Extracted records
=====

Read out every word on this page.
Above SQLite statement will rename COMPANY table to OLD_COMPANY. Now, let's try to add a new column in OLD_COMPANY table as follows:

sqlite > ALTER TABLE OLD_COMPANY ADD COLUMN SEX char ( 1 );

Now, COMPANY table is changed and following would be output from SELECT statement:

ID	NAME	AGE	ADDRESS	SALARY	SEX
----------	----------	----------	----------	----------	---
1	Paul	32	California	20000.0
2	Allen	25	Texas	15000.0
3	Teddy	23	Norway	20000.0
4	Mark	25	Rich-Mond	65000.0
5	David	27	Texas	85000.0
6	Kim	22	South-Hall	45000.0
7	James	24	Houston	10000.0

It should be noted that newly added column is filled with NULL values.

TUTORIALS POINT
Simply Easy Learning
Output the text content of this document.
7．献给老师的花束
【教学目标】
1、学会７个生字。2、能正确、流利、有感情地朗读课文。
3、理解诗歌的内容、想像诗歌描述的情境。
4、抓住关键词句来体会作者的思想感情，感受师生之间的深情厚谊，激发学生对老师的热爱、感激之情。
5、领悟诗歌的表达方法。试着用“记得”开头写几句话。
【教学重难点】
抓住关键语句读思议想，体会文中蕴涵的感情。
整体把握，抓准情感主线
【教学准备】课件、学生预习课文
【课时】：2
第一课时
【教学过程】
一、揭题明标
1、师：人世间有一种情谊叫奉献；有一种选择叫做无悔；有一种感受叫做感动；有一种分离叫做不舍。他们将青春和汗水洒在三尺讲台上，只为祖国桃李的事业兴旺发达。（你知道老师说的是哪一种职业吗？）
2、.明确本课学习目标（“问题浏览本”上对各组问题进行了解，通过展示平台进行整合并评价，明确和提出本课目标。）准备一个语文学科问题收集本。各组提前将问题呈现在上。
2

=====

Each line of the material must be restated exactly.

* **Result of this task**:
Read out every word on this page.
Above SQLite statement will rename COMPANY table to OLD_COMPANY. Now, let's try to add a new column in OLD_COMPANY table as follows:

sqlite > ALTER TABLE OLD_COMPANY ADD COLUMN SEX char ( 1 );

Now, COMPANY table is changed and following would be output from SELECT statement:

ID	NAME	AGE	ADDRESS	SALARY	SEX
----------	----------	----------	----------	----------	---
1	Paul	32	California	20000.0
2	Allen	25	Texas	15000.0
3	Teddy	23	Norway	20000.0
4	Mark	25	Rich-Mond	65000.0
5	David	27	Texas	85000.0
6	Kim	22	South-Hall	45000.0
7	James	24	Houston	10000.0

It should be noted that newly added column is filled with NULL values.

TUTORIALS POINT
Simply Easy Learning
Output the text content of this document.
7．献给老师的花束
【教学目标】
1、学会７个生字。2、能正确、流利、有感情地朗读课文。
3、理解诗歌的内容、想像诗歌描述的情境。
4、抓住关键词句来体会作者的思想感情，感受师生之间的深情厚谊，激发学生对老师的热爱、感激之情。
5、领悟诗歌的表达方法。试着用“记得”开头写几句话。
【教学重难点】
抓住关键语句读思议想，体会文中蕴涵的感情。
整体把握，抓准情感主线
【教学准备】课件、学生预习课文
【课时】：2
第一课时
【教学过程】
一、揭题明标
1、师：人世间有一种情谊叫奉献；有一种选择叫做无悔；有一种感受叫做感动；有一种分离叫做不舍。他们将青春和汗水洒在三尺讲台上，只为祖国桃李的事业兴旺发达。（你知道老师说的是哪一种职业吗？）
2、.明确本课学习目标（“问题浏览本”上对各组问题进行了解，通过展示平台进行整合并评价，明确和提出本课目标。）准备一个语文学科问题收集本。各组提前将问题呈现在上。
2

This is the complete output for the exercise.